## DATASET EXTRACT
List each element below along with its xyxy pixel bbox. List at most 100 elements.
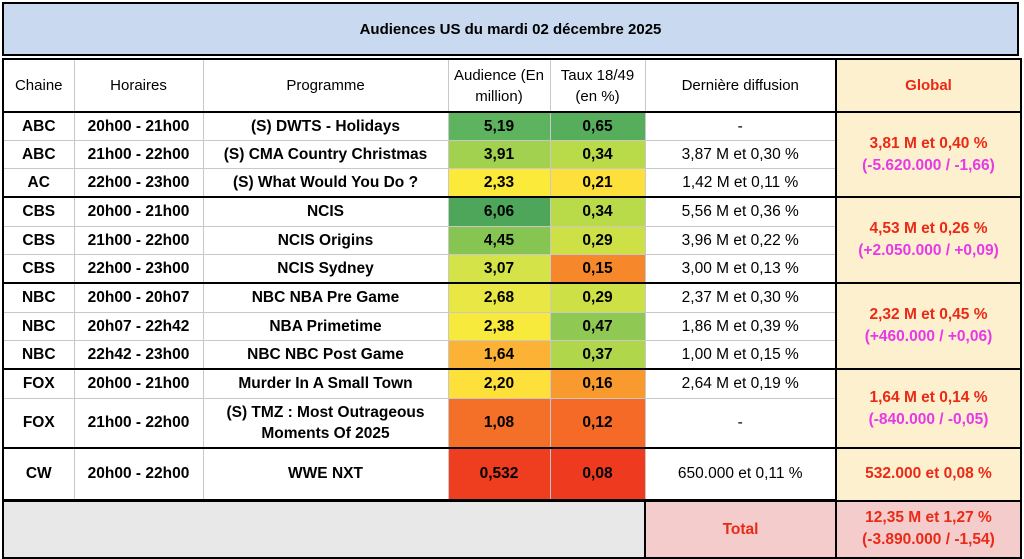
cell-programme: Murder In A Small Town: [202, 368, 449, 399]
cell-programme: (S) DWTS - Holidays: [202, 111, 449, 141]
table-row: ABC 21h00 - 22h00 (S) CMA Country Christ…: [2, 140, 1021, 169]
table-row: AC 22h00 - 23h00 (S) What Would You Do ?…: [2, 168, 1021, 198]
cell-horaires: 20h00 - 22h00: [73, 447, 204, 502]
cell-audience: 3,91: [447, 140, 551, 169]
global-main: 3,81 M et 0,40 %: [869, 134, 988, 152]
table-row: CBS 20h00 - 21h00 NCIS 6,06 0,34 5,56 M …: [2, 196, 1022, 284]
cell-programme: NBC NBC Post Game: [202, 340, 449, 370]
table-row: NBC 22h42 - 23h00 NBC NBC Post Game 1,64…: [2, 340, 1021, 370]
cell-global-fox: 1,64 M et 0,14 % (-840.000 / -0,05): [835, 368, 1022, 449]
cell-horaires: 20h00 - 20h07: [73, 282, 204, 313]
global-main: 1,64 M et 0,14 %: [869, 388, 988, 406]
total-main: 12,35 M et 1,27 %: [865, 509, 992, 527]
cell-taux: 0,29: [549, 282, 646, 313]
cell-audience: 5,19: [447, 111, 551, 141]
audience-table: Chaine Horaires Programme Audience (En m…: [2, 58, 1022, 559]
table-row: FOX 21h00 - 22h00 (S) TMZ : Most Outrage…: [2, 398, 1021, 449]
header-audience: Audience (En million): [447, 58, 551, 113]
cell-audience: 0,532: [447, 447, 551, 502]
table-row: CBS 22h00 - 23h00 NCIS Sydney 3,07 0,15 …: [2, 254, 1021, 284]
cell-chaine: CW: [2, 447, 75, 502]
cell-programme: NBC NBA Pre Game: [202, 282, 449, 313]
page-title: Audiences US du mardi 02 décembre 2025: [2, 2, 1019, 56]
cell-global-cbs: 4,53 M et 0,26 % (+2.050.000 / +0,09): [835, 196, 1022, 284]
table-row: CBS 21h00 - 22h00 NCIS Origins 4,45 0,29…: [2, 226, 1021, 255]
cell-horaires: 20h00 - 21h00: [73, 368, 204, 399]
cell-programme: (S) CMA Country Christmas: [202, 140, 449, 169]
cell-chaine: AC: [2, 168, 75, 198]
cell-audience: 1,64: [447, 340, 551, 370]
cell-chaine: FOX: [2, 398, 75, 449]
cell-derniere-diffusion: 650.000 et 0,11 %: [644, 447, 837, 502]
cell-derniere-diffusion: 2,64 M et 0,19 %: [644, 368, 837, 399]
cell-derniere-diffusion: 5,56 M et 0,36 %: [644, 196, 837, 227]
cell-taux: 0,08: [549, 447, 646, 502]
cell-chaine: NBC: [2, 282, 75, 313]
global-diff: (-840.000 / -0,05): [868, 410, 989, 428]
cell-programme: NCIS: [202, 196, 449, 227]
cell-chaine: ABC: [2, 111, 75, 141]
cell-derniere-diffusion: -: [644, 111, 837, 141]
cell-taux: 0,29: [549, 226, 646, 255]
cell-audience: 6,06: [447, 196, 551, 227]
cell-derniere-diffusion: 1,42 M et 0,11 %: [644, 168, 837, 198]
cell-global-cw: 532.000 et 0,08 %: [835, 447, 1022, 502]
cell-chaine: CBS: [2, 196, 75, 227]
cell-taux: 0,34: [549, 140, 646, 169]
cell-global-nbc: 2,32 M et 0,45 % (+460.000 / +0,06): [835, 282, 1022, 370]
cell-audience: 2,20: [447, 368, 551, 399]
total-row: Total 12,35 M et 1,27 % (-3.890.000 / -1…: [2, 500, 1022, 559]
cell-taux: 0,65: [549, 111, 646, 141]
cell-derniere-diffusion: -: [644, 398, 837, 449]
cell-chaine: NBC: [2, 340, 75, 370]
cell-horaires: 22h00 - 23h00: [73, 168, 204, 198]
cell-horaires: 21h00 - 22h00: [73, 140, 204, 169]
cell-audience: 2,33: [447, 168, 551, 198]
cell-derniere-diffusion: 3,96 M et 0,22 %: [644, 226, 837, 255]
cell-horaires: 22h00 - 23h00: [73, 254, 204, 284]
table-row: ABC 20h00 - 21h00 (S) DWTS - Holidays 5,…: [2, 111, 1022, 198]
cell-taux: 0,47: [549, 312, 646, 341]
cell-horaires: 20h00 - 21h00: [73, 196, 204, 227]
global-main: 4,53 M et 0,26 %: [869, 220, 988, 237]
cell-taux: 0,37: [549, 340, 646, 370]
cell-audience: 2,38: [447, 312, 551, 341]
cell-audience: 2,68: [447, 282, 551, 313]
cell-derniere-diffusion: 2,37 M et 0,30 %: [644, 282, 837, 313]
cell-horaires: 21h00 - 22h00: [73, 398, 204, 449]
cell-chaine: ABC: [2, 140, 75, 169]
total-diff: (-3.890.000 / -1,54): [862, 531, 995, 549]
global-diff: (+2.050.000 / +0,09): [858, 242, 999, 259]
cell-programme: (S) TMZ : Most Outrageous Moments Of 202…: [202, 398, 449, 449]
table-row: NBC 20h07 - 22h42 NBA Primetime 2,38 0,4…: [2, 312, 1021, 341]
total-label: Total: [644, 500, 837, 559]
global-diff: (+460.000 / +0,06): [864, 328, 993, 345]
table-row: NBC 20h00 - 20h07 NBC NBA Pre Game 2,68 …: [2, 282, 1022, 370]
cell-taux: 0,15: [549, 254, 646, 284]
cell-horaires: 20h07 - 22h42: [73, 312, 204, 341]
cell-chaine: CBS: [2, 254, 75, 284]
table-row: FOX 20h00 - 21h00 Murder In A Small Town…: [2, 368, 1022, 449]
cell-programme: NBA Primetime: [202, 312, 449, 341]
cell-audience: 3,07: [447, 254, 551, 284]
cell-derniere-diffusion: 3,00 M et 0,13 %: [644, 254, 837, 284]
cell-audience: 4,45: [447, 226, 551, 255]
cell-programme: NCIS Sydney: [202, 254, 449, 284]
cell-chaine: CBS: [2, 226, 75, 255]
header-chaine: Chaine: [2, 58, 75, 113]
cell-chaine: NBC: [2, 312, 75, 341]
cell-horaires: 21h00 - 22h00: [73, 226, 204, 255]
cell-programme: (S) What Would You Do ?: [202, 168, 449, 198]
cell-taux: 0,12: [549, 398, 646, 449]
global-diff: (-5.620.000 / -1,66): [862, 156, 995, 174]
cell-chaine: FOX: [2, 368, 75, 399]
cell-horaires: 20h00 - 21h00: [73, 111, 204, 141]
cell-taux: 0,34: [549, 196, 646, 227]
cell-total-value: 12,35 M et 1,27 % (-3.890.000 / -1,54): [835, 500, 1022, 559]
cell-derniere-diffusion: 1,00 M et 0,15 %: [644, 340, 837, 370]
cell-audience: 1,08: [447, 398, 551, 449]
cell-global-abc: 3,81 M et 0,40 % (-5.620.000 / -1,66): [835, 111, 1022, 198]
cell-programme: WWE NXT: [202, 447, 449, 502]
cell-derniere-diffusion: 1,86 M et 0,39 %: [644, 312, 837, 341]
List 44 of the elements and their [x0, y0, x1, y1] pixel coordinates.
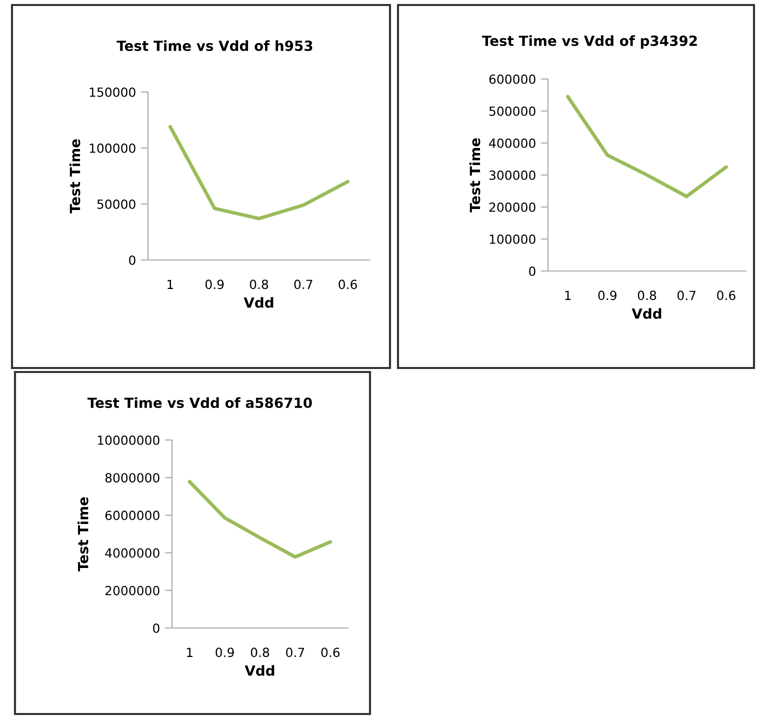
y-tick-label: 150000 [90, 87, 136, 97]
y-tick-label: 10000000 [98, 435, 160, 445]
y-tick-label: 100000 [90, 143, 136, 153]
y-tick-label: 4000000 [105, 548, 160, 558]
x-tick-label: 0.9 [205, 280, 224, 290]
x-tick-label: 1 [168, 280, 174, 289]
y-tick-label: 6000000 [105, 510, 160, 520]
x-axis-title: Vdd [244, 665, 274, 676]
x-tick-label: 1 [186, 648, 192, 657]
x-tick-label: 1 [565, 290, 571, 300]
x-tick-label: 0.8 [250, 280, 268, 290]
y-tick-label: 0 [529, 266, 536, 276]
x-axis-title: Vdd [244, 297, 274, 308]
y-tick-label: 500000 [489, 106, 536, 116]
y-tick-label: 300000 [489, 170, 536, 180]
y-tick-label: 0 [129, 255, 136, 265]
y-axis-title: Test Time [69, 139, 80, 214]
y-tick-label: 50000 [97, 199, 136, 209]
chart-title: Test Time vs Vdd of h953 [116, 40, 312, 52]
x-tick-label: 0.6 [717, 290, 736, 300]
y-tick-label: 400000 [489, 138, 536, 148]
y-axis-title: Test Time [78, 497, 88, 572]
x-tick-label: 0.6 [321, 648, 340, 658]
chart-title: Test Time vs Vdd of a586710 [87, 397, 312, 408]
x-tick-label: 0.6 [338, 280, 357, 290]
chart-title: Test Time vs Vdd of p34392 [482, 35, 697, 49]
y-tick-label: 100000 [490, 234, 536, 244]
line-series [566, 94, 728, 198]
y-tick-label: 8000000 [105, 473, 160, 483]
x-tick-label: 0.9 [598, 290, 616, 300]
line-series [188, 480, 332, 559]
x-tick-label: 0.7 [294, 280, 312, 290]
y-tick-label: 200000 [489, 202, 536, 212]
x-tick-label: 0.8 [638, 290, 656, 300]
y-tick-label: 2000000 [105, 586, 160, 596]
x-tick-label: 0.8 [250, 648, 270, 658]
y-tick-label: 600000 [489, 74, 536, 84]
x-tick-label: 0.9 [216, 648, 234, 658]
y-axis-title: Test Time [469, 138, 480, 212]
line-series [168, 124, 350, 220]
y-tick-label: 0 [153, 623, 160, 633]
x-axis-title: Vdd [632, 308, 662, 319]
x-tick-label: 0.7 [286, 648, 304, 658]
x-tick-label: 0.7 [677, 290, 696, 300]
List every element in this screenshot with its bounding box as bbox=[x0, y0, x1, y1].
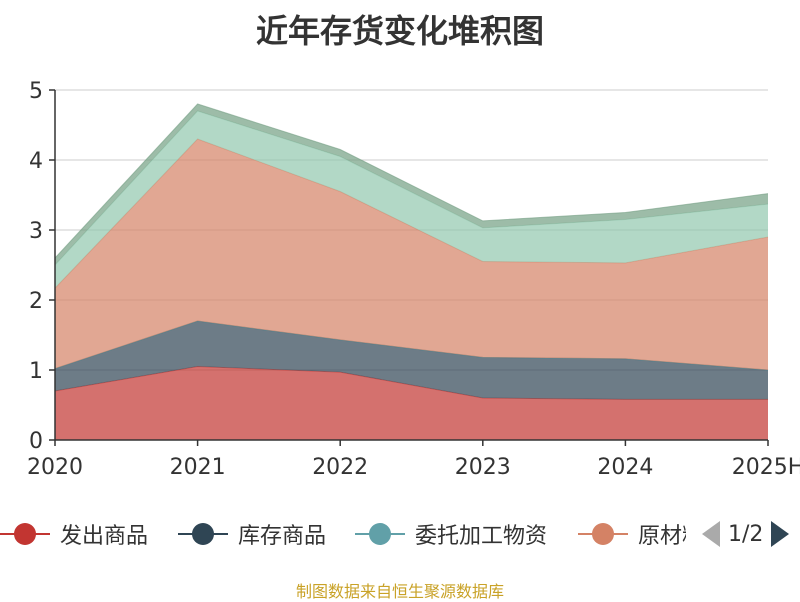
legend-marker-icon bbox=[355, 523, 405, 545]
data-source-note: 制图数据来自恒生聚源数据库 bbox=[295, 582, 504, 601]
triangle-right-icon[interactable] bbox=[769, 519, 791, 549]
x-tick-label: 2020 bbox=[27, 455, 83, 480]
legend-item-1[interactable]: 库存商品 bbox=[178, 512, 326, 556]
legend-item-0[interactable]: 发出商品 bbox=[0, 512, 148, 556]
legend-pager: 1/2 bbox=[700, 512, 791, 556]
area-series-1 bbox=[55, 321, 768, 400]
x-tick-label: 2024 bbox=[597, 455, 653, 480]
chart-title: 近年存货变化堆积图 bbox=[255, 12, 544, 50]
legend-item-3[interactable]: 原材料 bbox=[578, 512, 686, 556]
area-series-3 bbox=[55, 139, 768, 370]
x-tick-label: 2023 bbox=[455, 455, 511, 480]
y-tick-label: 2 bbox=[29, 289, 43, 314]
y-tick-label: 0 bbox=[29, 429, 43, 454]
legend-label: 委托加工物资 bbox=[415, 524, 548, 549]
area-series-line-5 bbox=[54, 103, 769, 259]
y-tick-label: 5 bbox=[29, 79, 43, 104]
x-tick-label: 2021 bbox=[170, 455, 226, 480]
legend-marker-circle bbox=[592, 523, 614, 545]
legend-label: 原材料 bbox=[638, 524, 686, 549]
y-tick-label: 3 bbox=[29, 219, 43, 244]
y-tick-label: 4 bbox=[29, 149, 43, 174]
legend-label: 库存商品 bbox=[238, 524, 327, 549]
legend-marker-icon bbox=[0, 523, 50, 545]
triangle-left-icon[interactable] bbox=[700, 519, 722, 549]
legend-marker-icon bbox=[178, 523, 228, 545]
legend: 发出商品 库存商品 委托加工物资 原材料 1/2 bbox=[0, 512, 800, 556]
area-series-0 bbox=[55, 366, 768, 440]
legend-marker-circle bbox=[192, 523, 214, 545]
legend-marker-circle bbox=[369, 523, 391, 545]
legend-marker-icon bbox=[578, 523, 628, 545]
y-tick-label: 1 bbox=[29, 359, 43, 384]
legend-items-viewport: 发出商品 库存商品 委托加工物资 原材料 bbox=[0, 512, 686, 556]
legend-marker-circle bbox=[14, 523, 36, 545]
legend-item-2[interactable]: 委托加工物资 bbox=[355, 512, 547, 556]
legend-page-indicator: 1/2 bbox=[728, 521, 764, 547]
x-tick-label: 2022 bbox=[312, 455, 368, 480]
area-series-4 bbox=[55, 111, 768, 289]
x-tick-label: 2025H bbox=[732, 455, 800, 480]
legend-label: 发出商品 bbox=[60, 524, 149, 549]
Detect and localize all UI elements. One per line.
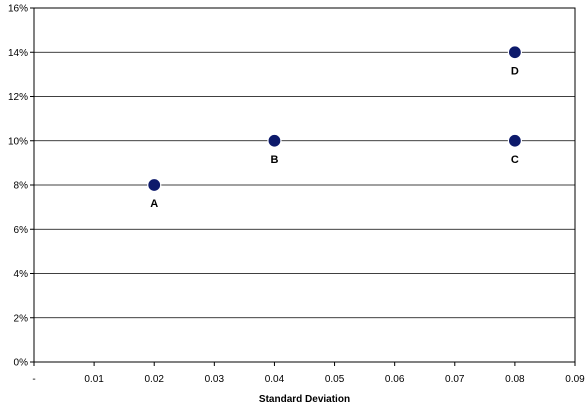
point-c xyxy=(507,133,522,148)
x-tick-label: 0.01 xyxy=(84,374,104,385)
point-label-a: A xyxy=(150,198,158,210)
x-tick-label: 0.03 xyxy=(205,374,225,385)
point-d xyxy=(507,45,522,60)
x-tick-label: 0.02 xyxy=(144,374,164,385)
data-points: A B C D xyxy=(147,45,522,210)
y-tick-label: 12% xyxy=(8,92,28,103)
y-axis-ticks: 0% 2% 4% 6% 8% 10% 12% 14% 16% xyxy=(8,4,34,369)
point-label-b: B xyxy=(270,154,278,166)
x-tick-label: 0.04 xyxy=(265,374,285,385)
x-tick-label: 0.09 xyxy=(565,374,585,385)
gridlines xyxy=(34,7,575,363)
point-label-d: D xyxy=(511,65,519,77)
y-tick-label: 16% xyxy=(8,4,28,15)
y-tick-label: 0% xyxy=(14,358,29,369)
y-tick-label: 14% xyxy=(8,48,28,59)
y-tick-label: 4% xyxy=(14,269,29,280)
x-tick-label: 0.05 xyxy=(325,374,345,385)
point-a xyxy=(147,177,162,193)
y-tick-label: 8% xyxy=(14,181,29,192)
x-tick-label: - xyxy=(32,374,35,385)
x-tick-label: 0.07 xyxy=(445,374,465,385)
y-tick-label: 6% xyxy=(14,225,29,236)
x-axis-label: Standard Deviation xyxy=(259,394,350,405)
x-tick-label: 0.06 xyxy=(385,374,405,385)
y-tick-label: 10% xyxy=(8,136,28,147)
x-tick-label: 0.08 xyxy=(505,374,525,385)
y-tick-label: 2% xyxy=(14,313,29,324)
x-axis-ticks: - 0.01 0.02 0.03 0.04 0.05 0.06 0.07 0.08 0.09 xyxy=(32,362,585,385)
point-b xyxy=(267,133,282,148)
point-label-c: C xyxy=(511,154,519,166)
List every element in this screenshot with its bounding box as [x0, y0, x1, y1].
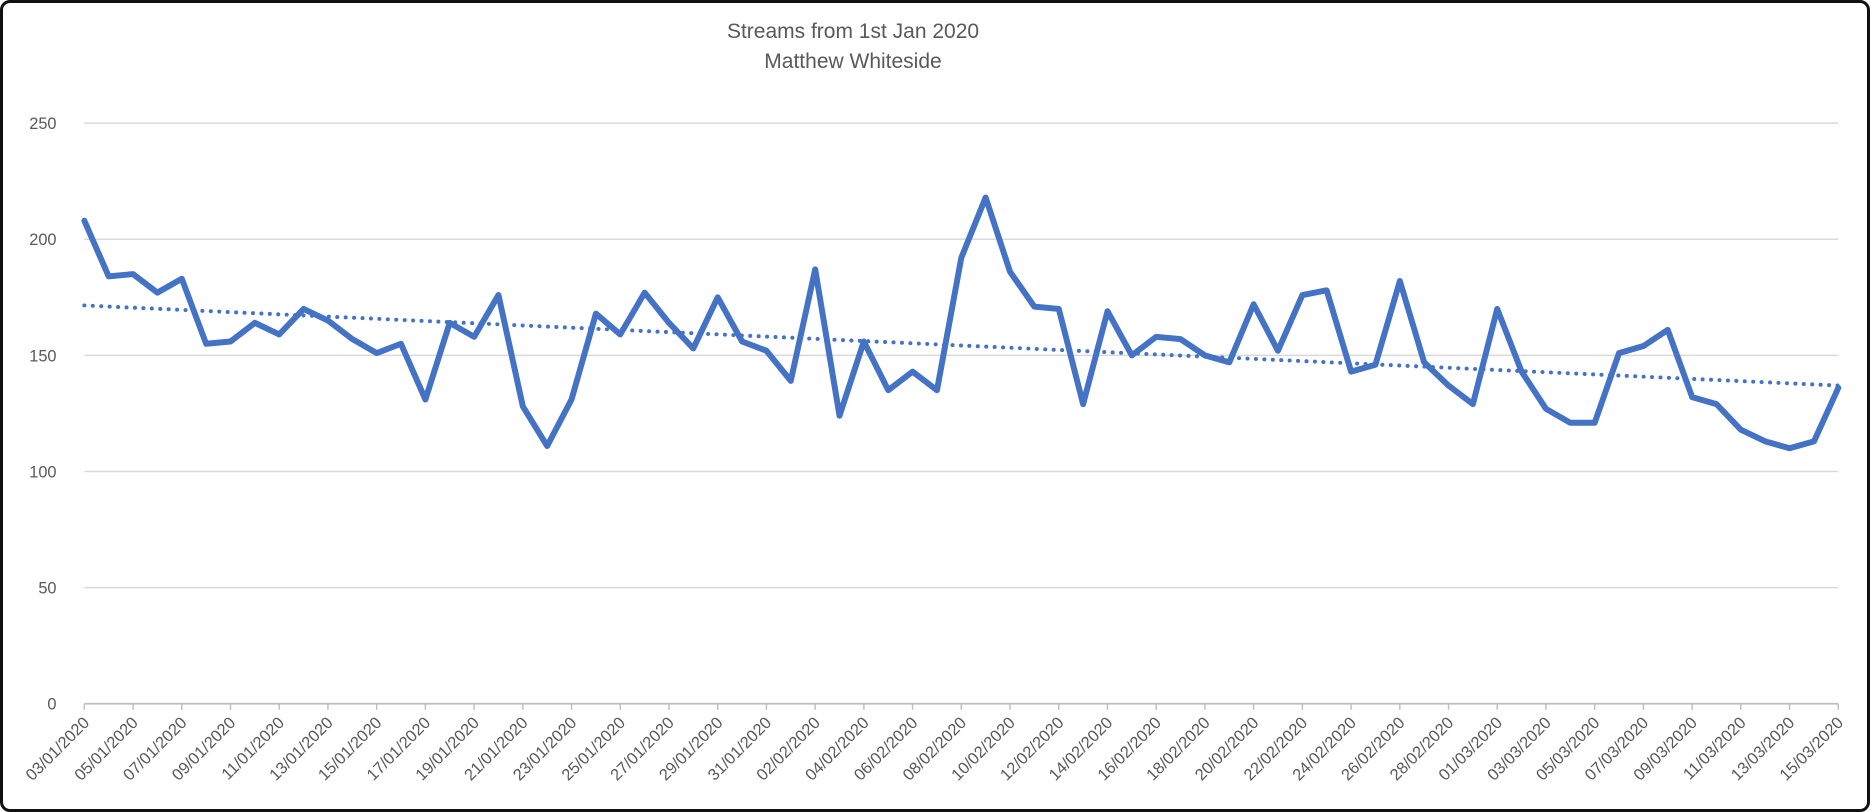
y-axis-label: 50 — [38, 580, 56, 598]
line-chart: 05010015020025003/01/202005/01/202007/01… — [22, 115, 1847, 784]
y-axis-label: 200 — [29, 231, 56, 249]
trendline — [82, 303, 1841, 388]
y-axis-label: 0 — [47, 696, 56, 714]
y-axis-label: 100 — [29, 463, 56, 481]
y-axis-label: 250 — [29, 115, 56, 133]
y-axis-label: 150 — [29, 347, 56, 365]
series-line-streams — [81, 194, 1842, 452]
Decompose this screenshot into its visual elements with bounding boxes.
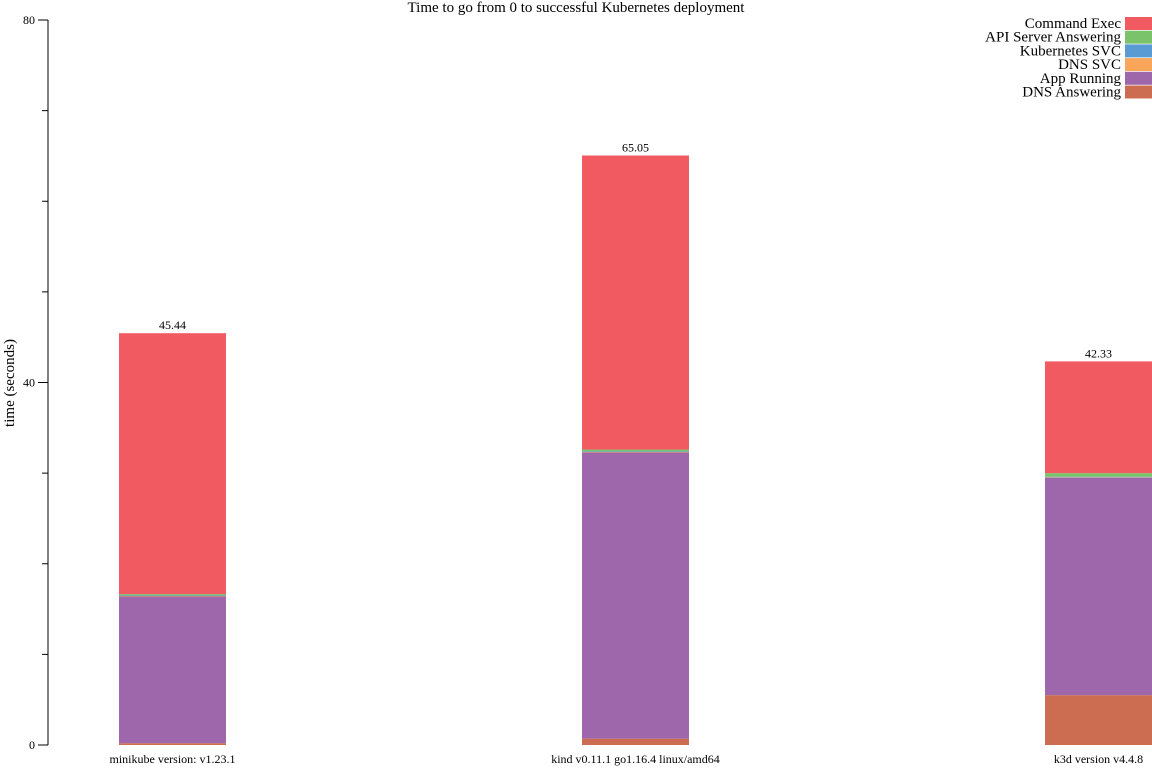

## WHAT THE TASK REQUIRES
Copy out, word for word, every line of the entries starting at the one that contains "y-tick-label: 150000 [90, 87, 136, 97]" and ending at the one that contains "bbox=[x0, y0, x1, y1].", including both of those lines.

## REPLY
y-tick-label: 150000 [90, 87, 136, 97]
y-tick-label: 10000000 [98, 435, 160, 445]
y-tick-label: 100000 [90, 143, 136, 153]
y-tick-label: 4000000 [105, 548, 160, 558]
x-tick-label: 0.9 [205, 280, 224, 290]
x-tick-label: 1 [168, 280, 174, 289]
y-tick-label: 6000000 [105, 510, 160, 520]
x-axis-title: Vdd [244, 665, 274, 676]
x-tick-label: 1 [186, 648, 192, 657]
x-tick-label: 1 [565, 290, 571, 300]
x-tick-label: 0.8 [250, 280, 268, 290]
y-tick-label: 0 [529, 266, 536, 276]
x-axis-title: Vdd [244, 297, 274, 308]
y-tick-label: 500000 [489, 106, 536, 116]
y-tick-label: 300000 [489, 170, 536, 180]
y-tick-label: 0 [129, 255, 136, 265]
y-axis-title: Test Time [69, 139, 80, 214]
y-tick-label: 50000 [97, 199, 136, 209]
chart-title: Test Time vs Vdd of h953 [116, 40, 312, 52]
x-tick-label: 0.6 [717, 290, 736, 300]
y-tick-label: 400000 [489, 138, 536, 148]
y-axis-title: Test Time [78, 497, 88, 572]
x-tick-label: 0.6 [321, 648, 340, 658]
chart-title: Test Time vs Vdd of a586710 [87, 397, 312, 408]
x-tick-label: 0.6 [338, 280, 357, 290]
chart-title: Test Time vs Vdd of p34392 [482, 35, 697, 49]
y-tick-label: 100000 [490, 234, 536, 244]
line-series [566, 94, 728, 198]
y-tick-label: 8000000 [105, 473, 160, 483]
x-tick-label: 0.9 [598, 290, 616, 300]
line-series [188, 480, 332, 559]
x-tick-label: 0.7 [294, 280, 312, 290]
y-tick-label: 200000 [489, 202, 536, 212]
x-tick-label: 0.8 [638, 290, 656, 300]
y-tick-label: 2000000 [105, 586, 160, 596]
x-tick-label: 0.8 [250, 648, 270, 658]
y-tick-label: 600000 [489, 74, 536, 84]
x-tick-label: 0.9 [216, 648, 234, 658]
y-axis-title: Test Time [469, 138, 480, 212]
line-series [168, 124, 350, 220]
y-tick-label: 0 [153, 623, 160, 633]
x-axis-title: Vdd [632, 308, 662, 319]
x-tick-label: 0.7 [286, 648, 304, 658]
x-tick-label: 0.7 [677, 290, 696, 300]
List every element in this screenshot with its bounding box as bbox=[x0, y0, x1, y1].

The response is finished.